Extracted data entries
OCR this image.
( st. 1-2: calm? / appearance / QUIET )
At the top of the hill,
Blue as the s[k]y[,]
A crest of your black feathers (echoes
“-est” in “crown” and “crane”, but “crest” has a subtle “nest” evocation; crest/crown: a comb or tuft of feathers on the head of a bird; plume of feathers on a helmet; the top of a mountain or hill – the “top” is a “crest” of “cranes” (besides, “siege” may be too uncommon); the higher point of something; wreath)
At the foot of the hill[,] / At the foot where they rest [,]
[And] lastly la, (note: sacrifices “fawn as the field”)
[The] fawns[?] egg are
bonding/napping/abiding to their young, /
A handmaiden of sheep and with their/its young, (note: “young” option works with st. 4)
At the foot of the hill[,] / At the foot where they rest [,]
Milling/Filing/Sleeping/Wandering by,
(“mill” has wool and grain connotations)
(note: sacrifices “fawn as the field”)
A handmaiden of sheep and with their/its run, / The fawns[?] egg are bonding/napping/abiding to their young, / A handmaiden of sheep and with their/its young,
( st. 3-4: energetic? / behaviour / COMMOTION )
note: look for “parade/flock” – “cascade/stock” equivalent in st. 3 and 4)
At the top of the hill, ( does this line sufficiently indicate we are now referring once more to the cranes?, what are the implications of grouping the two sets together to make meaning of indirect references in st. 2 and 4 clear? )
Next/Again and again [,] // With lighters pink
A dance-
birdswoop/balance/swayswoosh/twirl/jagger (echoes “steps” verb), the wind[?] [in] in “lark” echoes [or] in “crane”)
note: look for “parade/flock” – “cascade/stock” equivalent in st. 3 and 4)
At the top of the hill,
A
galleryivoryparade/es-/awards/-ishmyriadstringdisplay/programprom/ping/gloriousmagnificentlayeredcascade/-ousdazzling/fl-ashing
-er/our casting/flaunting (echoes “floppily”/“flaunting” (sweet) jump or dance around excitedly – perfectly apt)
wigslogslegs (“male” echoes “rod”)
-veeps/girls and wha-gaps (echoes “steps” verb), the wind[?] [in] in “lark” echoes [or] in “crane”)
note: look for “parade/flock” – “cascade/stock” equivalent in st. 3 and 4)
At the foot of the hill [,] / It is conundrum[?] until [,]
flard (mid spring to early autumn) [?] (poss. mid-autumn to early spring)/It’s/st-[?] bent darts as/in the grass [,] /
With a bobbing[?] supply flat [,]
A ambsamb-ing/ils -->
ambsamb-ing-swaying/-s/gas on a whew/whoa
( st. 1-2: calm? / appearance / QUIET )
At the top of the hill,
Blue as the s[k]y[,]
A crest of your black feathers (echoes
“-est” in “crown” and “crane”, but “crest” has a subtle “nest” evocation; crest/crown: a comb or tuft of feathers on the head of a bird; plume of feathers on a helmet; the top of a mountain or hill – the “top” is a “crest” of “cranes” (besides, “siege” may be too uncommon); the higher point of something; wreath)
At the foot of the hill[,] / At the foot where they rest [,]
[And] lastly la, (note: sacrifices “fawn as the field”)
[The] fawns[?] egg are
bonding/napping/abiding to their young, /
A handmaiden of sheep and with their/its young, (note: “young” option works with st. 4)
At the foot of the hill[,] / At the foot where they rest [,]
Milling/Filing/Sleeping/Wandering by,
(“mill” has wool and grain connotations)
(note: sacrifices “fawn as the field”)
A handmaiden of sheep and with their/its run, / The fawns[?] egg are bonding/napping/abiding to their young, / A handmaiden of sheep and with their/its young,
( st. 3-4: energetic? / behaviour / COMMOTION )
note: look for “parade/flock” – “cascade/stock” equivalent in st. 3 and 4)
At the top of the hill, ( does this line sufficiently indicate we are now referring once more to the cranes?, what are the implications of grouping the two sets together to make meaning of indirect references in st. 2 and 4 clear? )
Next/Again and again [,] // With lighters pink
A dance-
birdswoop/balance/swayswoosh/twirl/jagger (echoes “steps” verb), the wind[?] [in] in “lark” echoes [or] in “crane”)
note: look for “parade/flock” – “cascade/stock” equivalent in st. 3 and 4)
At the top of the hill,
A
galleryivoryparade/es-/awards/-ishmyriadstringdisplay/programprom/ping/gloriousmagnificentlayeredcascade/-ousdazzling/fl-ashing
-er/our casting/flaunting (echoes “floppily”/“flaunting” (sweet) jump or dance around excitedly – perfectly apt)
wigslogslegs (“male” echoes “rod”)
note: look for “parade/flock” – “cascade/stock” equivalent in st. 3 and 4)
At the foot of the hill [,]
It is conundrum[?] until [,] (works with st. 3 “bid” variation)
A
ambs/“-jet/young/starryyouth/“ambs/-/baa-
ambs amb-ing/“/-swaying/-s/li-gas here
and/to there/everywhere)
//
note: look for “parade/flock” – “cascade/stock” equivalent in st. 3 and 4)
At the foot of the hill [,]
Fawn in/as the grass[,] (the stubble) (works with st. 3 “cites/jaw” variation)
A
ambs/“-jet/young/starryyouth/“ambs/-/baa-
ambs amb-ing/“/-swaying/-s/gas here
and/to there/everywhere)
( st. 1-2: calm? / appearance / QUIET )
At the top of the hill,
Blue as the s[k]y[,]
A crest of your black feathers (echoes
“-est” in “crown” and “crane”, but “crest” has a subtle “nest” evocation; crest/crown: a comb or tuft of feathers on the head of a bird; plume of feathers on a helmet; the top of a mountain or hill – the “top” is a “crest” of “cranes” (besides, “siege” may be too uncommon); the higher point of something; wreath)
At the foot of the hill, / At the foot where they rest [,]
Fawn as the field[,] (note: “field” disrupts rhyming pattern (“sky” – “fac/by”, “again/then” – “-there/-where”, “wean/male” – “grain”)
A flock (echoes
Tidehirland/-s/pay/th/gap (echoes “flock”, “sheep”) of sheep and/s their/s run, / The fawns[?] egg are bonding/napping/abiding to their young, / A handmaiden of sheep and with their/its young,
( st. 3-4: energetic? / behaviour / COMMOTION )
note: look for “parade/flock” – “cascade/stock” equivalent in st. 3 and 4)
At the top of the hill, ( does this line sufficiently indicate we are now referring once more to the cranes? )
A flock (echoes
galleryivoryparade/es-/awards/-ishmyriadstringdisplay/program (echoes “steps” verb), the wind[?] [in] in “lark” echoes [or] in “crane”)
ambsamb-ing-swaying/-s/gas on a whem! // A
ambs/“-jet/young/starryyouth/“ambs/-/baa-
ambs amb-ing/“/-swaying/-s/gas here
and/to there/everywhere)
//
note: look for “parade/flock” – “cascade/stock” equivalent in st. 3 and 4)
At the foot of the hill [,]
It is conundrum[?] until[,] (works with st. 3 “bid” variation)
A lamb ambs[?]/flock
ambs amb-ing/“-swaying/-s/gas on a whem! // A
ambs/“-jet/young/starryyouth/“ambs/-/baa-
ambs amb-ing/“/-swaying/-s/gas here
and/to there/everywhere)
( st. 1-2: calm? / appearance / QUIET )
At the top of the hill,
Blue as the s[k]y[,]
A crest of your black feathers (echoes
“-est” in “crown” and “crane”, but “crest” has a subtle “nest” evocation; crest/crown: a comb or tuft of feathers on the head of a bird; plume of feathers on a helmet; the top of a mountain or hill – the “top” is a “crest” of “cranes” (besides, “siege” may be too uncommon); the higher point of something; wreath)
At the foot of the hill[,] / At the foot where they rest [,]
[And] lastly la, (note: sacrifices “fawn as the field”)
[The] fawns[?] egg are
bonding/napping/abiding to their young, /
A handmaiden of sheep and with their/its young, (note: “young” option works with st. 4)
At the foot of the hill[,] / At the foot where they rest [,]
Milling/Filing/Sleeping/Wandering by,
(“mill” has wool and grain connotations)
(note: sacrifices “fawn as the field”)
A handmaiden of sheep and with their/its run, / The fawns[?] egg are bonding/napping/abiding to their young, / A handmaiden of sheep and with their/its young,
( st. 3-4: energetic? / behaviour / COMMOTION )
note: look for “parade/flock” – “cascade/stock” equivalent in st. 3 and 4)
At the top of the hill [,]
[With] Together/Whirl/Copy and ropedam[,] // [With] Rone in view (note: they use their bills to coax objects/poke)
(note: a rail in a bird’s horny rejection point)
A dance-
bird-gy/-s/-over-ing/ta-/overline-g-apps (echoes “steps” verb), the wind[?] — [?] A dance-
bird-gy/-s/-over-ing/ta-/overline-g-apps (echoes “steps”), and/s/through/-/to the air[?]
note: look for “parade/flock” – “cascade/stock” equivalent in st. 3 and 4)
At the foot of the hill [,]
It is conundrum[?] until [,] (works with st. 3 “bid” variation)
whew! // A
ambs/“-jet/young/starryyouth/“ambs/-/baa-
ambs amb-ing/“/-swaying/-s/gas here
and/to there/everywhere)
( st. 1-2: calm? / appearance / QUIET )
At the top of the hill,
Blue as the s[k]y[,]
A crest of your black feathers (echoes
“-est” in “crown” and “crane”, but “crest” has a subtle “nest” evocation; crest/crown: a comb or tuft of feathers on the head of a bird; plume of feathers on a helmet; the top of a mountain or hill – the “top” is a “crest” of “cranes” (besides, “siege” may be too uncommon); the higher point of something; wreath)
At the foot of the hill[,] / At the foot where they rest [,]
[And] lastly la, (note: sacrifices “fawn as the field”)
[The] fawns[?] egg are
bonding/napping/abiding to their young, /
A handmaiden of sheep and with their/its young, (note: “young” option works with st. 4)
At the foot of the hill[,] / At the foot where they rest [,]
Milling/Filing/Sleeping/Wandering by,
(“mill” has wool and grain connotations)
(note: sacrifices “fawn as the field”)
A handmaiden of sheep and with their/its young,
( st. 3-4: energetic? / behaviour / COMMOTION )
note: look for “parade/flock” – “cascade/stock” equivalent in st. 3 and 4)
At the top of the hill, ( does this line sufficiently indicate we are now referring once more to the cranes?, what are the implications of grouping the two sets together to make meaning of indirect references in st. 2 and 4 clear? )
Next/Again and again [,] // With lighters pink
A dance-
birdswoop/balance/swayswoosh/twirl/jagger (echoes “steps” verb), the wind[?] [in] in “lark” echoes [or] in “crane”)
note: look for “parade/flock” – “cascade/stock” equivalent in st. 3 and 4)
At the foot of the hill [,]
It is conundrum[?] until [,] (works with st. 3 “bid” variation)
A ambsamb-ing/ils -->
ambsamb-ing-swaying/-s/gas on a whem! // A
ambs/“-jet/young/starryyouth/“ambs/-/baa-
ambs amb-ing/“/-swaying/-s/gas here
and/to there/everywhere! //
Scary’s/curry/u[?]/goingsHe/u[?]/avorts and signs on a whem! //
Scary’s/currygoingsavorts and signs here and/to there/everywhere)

* INSTRUCTIONS TO FOLLOW
Determine how many lines include the word "grass" and report that number by itself.

* EXERCISE OUTPUT
2